'''
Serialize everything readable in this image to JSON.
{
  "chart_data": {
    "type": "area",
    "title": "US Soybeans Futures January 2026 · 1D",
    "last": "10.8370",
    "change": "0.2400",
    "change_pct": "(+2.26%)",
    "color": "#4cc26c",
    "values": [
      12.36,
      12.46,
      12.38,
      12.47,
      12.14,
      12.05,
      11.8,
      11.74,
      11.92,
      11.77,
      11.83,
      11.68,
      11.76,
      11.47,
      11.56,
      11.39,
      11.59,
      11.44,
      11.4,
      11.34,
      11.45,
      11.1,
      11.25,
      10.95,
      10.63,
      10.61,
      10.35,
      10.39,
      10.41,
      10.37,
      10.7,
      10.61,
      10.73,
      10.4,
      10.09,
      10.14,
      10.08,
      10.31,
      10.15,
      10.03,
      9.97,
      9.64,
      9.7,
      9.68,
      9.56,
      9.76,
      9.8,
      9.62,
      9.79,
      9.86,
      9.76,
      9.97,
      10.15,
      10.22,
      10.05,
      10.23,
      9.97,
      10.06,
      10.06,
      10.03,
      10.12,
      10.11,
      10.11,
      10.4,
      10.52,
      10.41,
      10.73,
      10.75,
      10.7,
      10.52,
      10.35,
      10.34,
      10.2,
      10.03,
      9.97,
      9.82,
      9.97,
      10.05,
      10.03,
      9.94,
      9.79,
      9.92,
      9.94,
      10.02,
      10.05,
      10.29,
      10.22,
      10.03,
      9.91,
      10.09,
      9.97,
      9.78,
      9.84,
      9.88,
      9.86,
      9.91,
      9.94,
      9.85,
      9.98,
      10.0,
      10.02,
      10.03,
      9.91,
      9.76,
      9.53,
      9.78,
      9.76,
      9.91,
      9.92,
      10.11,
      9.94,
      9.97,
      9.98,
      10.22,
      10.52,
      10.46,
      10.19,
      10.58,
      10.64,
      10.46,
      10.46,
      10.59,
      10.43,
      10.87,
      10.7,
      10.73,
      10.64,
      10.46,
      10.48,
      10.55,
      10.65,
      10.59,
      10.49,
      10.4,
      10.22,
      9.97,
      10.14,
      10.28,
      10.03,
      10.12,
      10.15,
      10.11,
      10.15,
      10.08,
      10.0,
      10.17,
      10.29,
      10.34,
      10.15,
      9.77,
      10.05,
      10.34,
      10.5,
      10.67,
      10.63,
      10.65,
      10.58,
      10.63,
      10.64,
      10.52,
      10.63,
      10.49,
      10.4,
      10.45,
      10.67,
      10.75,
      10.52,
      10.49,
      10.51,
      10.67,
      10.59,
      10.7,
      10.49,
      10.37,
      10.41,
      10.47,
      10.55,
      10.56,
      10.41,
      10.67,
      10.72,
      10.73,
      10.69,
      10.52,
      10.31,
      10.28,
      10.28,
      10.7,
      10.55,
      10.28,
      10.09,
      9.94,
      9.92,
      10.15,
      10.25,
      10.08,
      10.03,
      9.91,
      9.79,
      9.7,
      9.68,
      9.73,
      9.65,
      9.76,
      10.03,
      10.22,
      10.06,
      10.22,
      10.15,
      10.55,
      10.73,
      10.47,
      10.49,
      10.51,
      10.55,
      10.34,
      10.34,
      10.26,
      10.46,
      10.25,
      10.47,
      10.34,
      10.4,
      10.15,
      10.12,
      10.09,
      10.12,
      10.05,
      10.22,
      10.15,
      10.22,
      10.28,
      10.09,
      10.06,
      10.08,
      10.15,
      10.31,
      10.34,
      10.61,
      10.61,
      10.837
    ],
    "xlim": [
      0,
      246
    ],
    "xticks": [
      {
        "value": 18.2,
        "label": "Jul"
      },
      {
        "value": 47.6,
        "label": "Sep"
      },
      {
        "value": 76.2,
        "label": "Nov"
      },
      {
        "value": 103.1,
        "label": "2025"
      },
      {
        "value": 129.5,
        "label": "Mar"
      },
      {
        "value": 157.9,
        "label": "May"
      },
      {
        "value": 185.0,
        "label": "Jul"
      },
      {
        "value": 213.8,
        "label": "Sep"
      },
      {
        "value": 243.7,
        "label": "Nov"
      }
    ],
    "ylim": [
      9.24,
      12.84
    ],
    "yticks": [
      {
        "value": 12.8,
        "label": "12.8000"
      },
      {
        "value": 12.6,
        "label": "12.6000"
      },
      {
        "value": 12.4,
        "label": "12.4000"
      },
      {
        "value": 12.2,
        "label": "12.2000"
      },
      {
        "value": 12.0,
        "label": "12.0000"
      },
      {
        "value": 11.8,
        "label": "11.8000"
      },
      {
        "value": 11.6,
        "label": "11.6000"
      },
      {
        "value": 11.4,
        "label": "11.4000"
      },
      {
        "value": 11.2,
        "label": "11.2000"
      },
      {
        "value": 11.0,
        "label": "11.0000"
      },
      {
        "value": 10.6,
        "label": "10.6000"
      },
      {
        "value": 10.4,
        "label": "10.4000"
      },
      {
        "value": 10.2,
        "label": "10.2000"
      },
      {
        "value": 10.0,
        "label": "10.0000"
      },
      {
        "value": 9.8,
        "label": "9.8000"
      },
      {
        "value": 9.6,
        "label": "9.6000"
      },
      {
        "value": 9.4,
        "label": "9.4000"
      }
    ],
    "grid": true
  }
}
'''
**Work to do**
Take the entries above and copy them out exactly.

**Correct answer**
Serialize everything readable in this image to JSON.
{
  "chart_data": {
    "type": "area",
    "title": "US Soybeans Futures January 2026 · 1D",
    "last": "10.8370",
    "change": "0.2400",
    "change_pct": "(+2.26%)",
    "color": "#4cc26c",
    "values": [
      12.36,
      12.46,
      12.38,
      12.47,
      12.14,
      12.05,
      11.8,
      11.74,
      11.92,
      11.77,
      11.83,
      11.68,
      11.76,
      11.47,
      11.56,
      11.39,
      11.59,
      11.44,
      11.4,
      11.34,
      11.45,
      11.1,
      11.25,
      10.95,
      10.63,
      10.61,
      10.35,
      10.39,
      10.41,
      10.37,
      10.7,
      10.61,
      10.73,
      10.4,
      10.09,
      10.14,
      10.08,
      10.31,
      10.15,
      10.03,
      9.97,
      9.64,
      9.7,
      9.68,
      9.56,
      9.76,
      9.8,
      9.62,
      9.79,
      9.86,
      9.76,
      9.97,
      10.15,
      10.22,
      10.05,
      10.23,
      9.97,
      10.06,
      10.06,
      10.03,
      10.12,
      10.11,
      10.11,
      10.4,
      10.52,
      10.41,
      10.73,
      10.75,
      10.7,
      10.52,
      10.35,
      10.34,
      10.2,
      10.03,
      9.97,
      9.82,
      9.97,
      10.05,
      10.03,
      9.94,
      9.79,
      9.92,
      9.94,
      10.02,
      10.05,
      10.29,
      10.22,
      10.03,
      9.91,
      10.09,
      9.97,
      9.78,
      9.84,
      9.88,
      9.86,
      9.91,
      9.94,
      9.85,
      9.98,
      10.0,
      10.02,
      10.03,
      9.91,
      9.76,
      9.53,
      9.78,
      9.76,
      9.91,
      9.92,
      10.11,
      9.94,
      9.97,
      9.98,
      10.22,
      10.52,
      10.46,
      10.19,
      10.58,
      10.64,
      10.46,
      10.46,
      10.59,
      10.43,
      10.87,
      10.7,
      10.73,
      10.64,
      10.46,
      10.48,
      10.55,
      10.65,
      10.59,
      10.49,
      10.4,
      10.22,
      9.97,
      10.14,
      10.28,
      10.03,
      10.12,
      10.15,
      10.11,
      10.15,
      10.08,
      10.0,
      10.17,
      10.29,
      10.34,
      10.15,
      9.77,
      10.05,
      10.34,
      10.5,
      10.67,
      10.63,
      10.65,
      10.58,
      10.63,
      10.64,
      10.52,
      10.63,
      10.49,
      10.4,
      10.45,
      10.67,
      10.75,
      10.52,
      10.49,
      10.51,
      10.67,
      10.59,
      10.7,
      10.49,
      10.37,
      10.41,
      10.47,
      10.55,
      10.56,
      10.41,
      10.67,
      10.72,
      10.73,
      10.69,
      10.52,
      10.31,
      10.28,
      10.28,
      10.7,
      10.55,
      10.28,
      10.09,
      9.94,
      9.92,
      10.15,
      10.25,
      10.08,
      10.03,
      9.91,
      9.79,
      9.7,
      9.68,
      9.73,
      9.65,
      9.76,
      10.03,
      10.22,
      10.06,
      10.22,
      10.15,
      10.55,
      10.73,
      10.47,
      10.49,
      10.51,
      10.55,
      10.34,
      10.34,
      10.26,
      10.46,
      10.25,
      10.47,
      10.34,
      10.4,
      10.15,
      10.12,
      10.09,
      10.12,
      10.05,
      10.22,
      10.15,
      10.22,
      10.28,
      10.09,
      10.06,
      10.08,
      10.15,
      10.31,
      10.34,
      10.61,
      10.61,
      10.837
    ],
    "xlim": [
      0,
      246
    ],
    "xticks": [
      {
        "value": 18.2,
        "label": "Jul"
      },
      {
        "value": 47.6,
        "label": "Sep"
      },
      {
        "value": 76.2,
        "label": "Nov"
      },
      {
        "value": 103.1,
        "label": "2025"
      },
      {
        "value": 129.5,
        "label": "Mar"
      },
      {
        "value": 157.9,
        "label": "May"
      },
      {
        "value": 185.0,
        "label": "Jul"
      },
      {
        "value": 213.8,
        "label": "Sep"
      },
      {
        "value": 243.7,
        "label": "Nov"
      }
    ],
    "ylim": [
      9.24,
      12.84
    ],
    "yticks": [
      {
        "value": 12.8,
        "label": "12.8000"
      },
      {
        "value": 12.6,
        "label": "12.6000"
      },
      {
        "value": 12.4,
        "label": "12.4000"
      },
      {
        "value": 12.2,
        "label": "12.2000"
      },
      {
        "value": 12.0,
        "label": "12.0000"
      },
      {
        "value": 11.8,
        "label": "11.8000"
      },
      {
        "value": 11.6,
        "label": "11.6000"
      },
      {
        "value": 11.4,
        "label": "11.4000"
      },
      {
        "value": 11.2,
        "label": "11.2000"
      },
      {
        "value": 11.0,
        "label": "11.0000"
      },
      {
        "value": 10.6,
        "label": "10.6000"
      },
      {
        "value": 10.4,
        "label": "10.4000"
      },
      {
        "value": 10.2,
        "label": "10.2000"
      },
      {
        "value": 10.0,
        "label": "10.0000"
      },
      {
        "value": 9.8,
        "label": "9.8000"
      },
      {
        "value": 9.6,
        "label": "9.6000"
      },
      {
        "value": 9.4,
        "label": "9.4000"
      }
    ],
    "grid": true
  }
}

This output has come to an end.